**Requirements:** Write out the data again in full, exactly as it reads.

++++++++++

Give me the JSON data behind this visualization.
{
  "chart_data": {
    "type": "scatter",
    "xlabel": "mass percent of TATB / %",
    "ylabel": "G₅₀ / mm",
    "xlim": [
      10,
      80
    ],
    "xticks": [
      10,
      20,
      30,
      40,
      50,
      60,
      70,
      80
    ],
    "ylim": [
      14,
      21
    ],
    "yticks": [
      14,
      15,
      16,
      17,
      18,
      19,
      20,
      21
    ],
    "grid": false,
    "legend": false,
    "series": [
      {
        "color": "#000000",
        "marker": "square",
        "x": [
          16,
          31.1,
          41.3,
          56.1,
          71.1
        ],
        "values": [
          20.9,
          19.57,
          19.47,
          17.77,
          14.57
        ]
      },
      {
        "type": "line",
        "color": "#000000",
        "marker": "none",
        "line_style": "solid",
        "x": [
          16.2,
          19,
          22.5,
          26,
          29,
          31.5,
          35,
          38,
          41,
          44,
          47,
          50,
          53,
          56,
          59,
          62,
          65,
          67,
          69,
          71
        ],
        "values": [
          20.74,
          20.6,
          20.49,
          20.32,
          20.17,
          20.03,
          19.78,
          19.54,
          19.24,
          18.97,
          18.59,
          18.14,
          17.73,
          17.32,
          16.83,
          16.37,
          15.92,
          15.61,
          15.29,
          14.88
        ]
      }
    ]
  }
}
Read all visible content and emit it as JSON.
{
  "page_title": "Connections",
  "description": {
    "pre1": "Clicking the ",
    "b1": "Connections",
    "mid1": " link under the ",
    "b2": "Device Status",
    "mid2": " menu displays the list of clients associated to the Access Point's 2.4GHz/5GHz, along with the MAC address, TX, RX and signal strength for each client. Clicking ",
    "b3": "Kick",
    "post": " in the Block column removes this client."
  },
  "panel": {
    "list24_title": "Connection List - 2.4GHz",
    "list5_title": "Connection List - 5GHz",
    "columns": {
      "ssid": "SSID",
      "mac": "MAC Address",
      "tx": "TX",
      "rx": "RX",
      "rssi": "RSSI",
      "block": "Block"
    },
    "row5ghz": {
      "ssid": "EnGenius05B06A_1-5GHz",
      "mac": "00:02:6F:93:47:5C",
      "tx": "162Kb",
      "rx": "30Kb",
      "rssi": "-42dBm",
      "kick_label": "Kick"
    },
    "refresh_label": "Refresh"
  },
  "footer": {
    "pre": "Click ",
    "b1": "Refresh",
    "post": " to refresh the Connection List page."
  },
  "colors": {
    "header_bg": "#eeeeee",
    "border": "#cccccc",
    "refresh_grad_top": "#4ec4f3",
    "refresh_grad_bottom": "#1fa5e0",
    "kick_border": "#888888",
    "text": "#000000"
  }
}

++++++++++

**Correct response:**
Give me the JSON data behind this visualization.
{
  "chart_data": {
    "type": "scatter",
    "xlabel": "mass percent of TATB / %",
    "ylabel": "G₅₀ / mm",
    "xlim": [
      10,
      80
    ],
    "xticks": [
      10,
      20,
      30,
      40,
      50,
      60,
      70,
      80
    ],
    "ylim": [
      14,
      21
    ],
    "yticks": [
      14,
      15,
      16,
      17,
      18,
      19,
      20,
      21
    ],
    "grid": false,
    "legend": false,
    "series": [
      {
        "color": "#000000",
        "marker": "square",
        "x": [
          16,
          31.1,
          41.3,
          56.1,
          71.1
        ],
        "values": [
          20.9,
          19.57,
          19.47,
          17.77,
          14.57
        ]
      },
      {
        "type": "line",
        "color": "#000000",
        "marker": "none",
        "line_style": "solid",
        "x": [
          16.2,
          19,
          22.5,
          26,
          29,
          31.5,
          35,
          38,
          41,
          44,
          47,
          50,
          53,
          56,
          59,
          62,
          65,
          67,
          69,
          71
        ],
        "values": [
          20.74,
          20.6,
          20.49,
          20.32,
          20.17,
          20.03,
          19.78,
          19.54,
          19.24,
          18.97,
          18.59,
          18.14,
          17.73,
          17.32,
          16.83,
          16.37,
          15.92,
          15.61,
          15.29,
          14.88
        ]
      }
    ]
  }
}
Read all visible content and emit it as JSON.
{
  "page_title": "Connections",
  "description": {
    "pre1": "Clicking the ",
    "b1": "Connections",
    "mid1": " link under the ",
    "b2": "Device Status",
    "mid2": " menu displays the list of clients associated to the Access Point's 2.4GHz/5GHz, along with the MAC address, TX, RX and signal strength for each client. Clicking ",
    "b3": "Kick",
    "post": " in the Block column removes this client."
  },
  "panel": {
    "list24_title": "Connection List - 2.4GHz",
    "list5_title": "Connection List - 5GHz",
    "columns": {
      "ssid": "SSID",
      "mac": "MAC Address",
      "tx": "TX",
      "rx": "RX",
      "rssi": "RSSI",
      "block": "Block"
    },
    "row5ghz": {
      "ssid": "EnGenius05B06A_1-5GHz",
      "mac": "00:02:6F:93:47:5C",
      "tx": "162Kb",
      "rx": "30Kb",
      "rssi": "-42dBm",
      "kick_label": "Kick"
    },
    "refresh_label": "Refresh"
  },
  "footer": {
    "pre": "Click ",
    "b1": "Refresh",
    "post": " to refresh the Connection List page."
  },
  "colors": {
    "header_bg": "#eeeeee",
    "border": "#cccccc",
    "refresh_grad_top": "#4ec4f3",
    "refresh_grad_bottom": "#1fa5e0",
    "kick_border": "#888888",
    "text": "#000000"
  }
}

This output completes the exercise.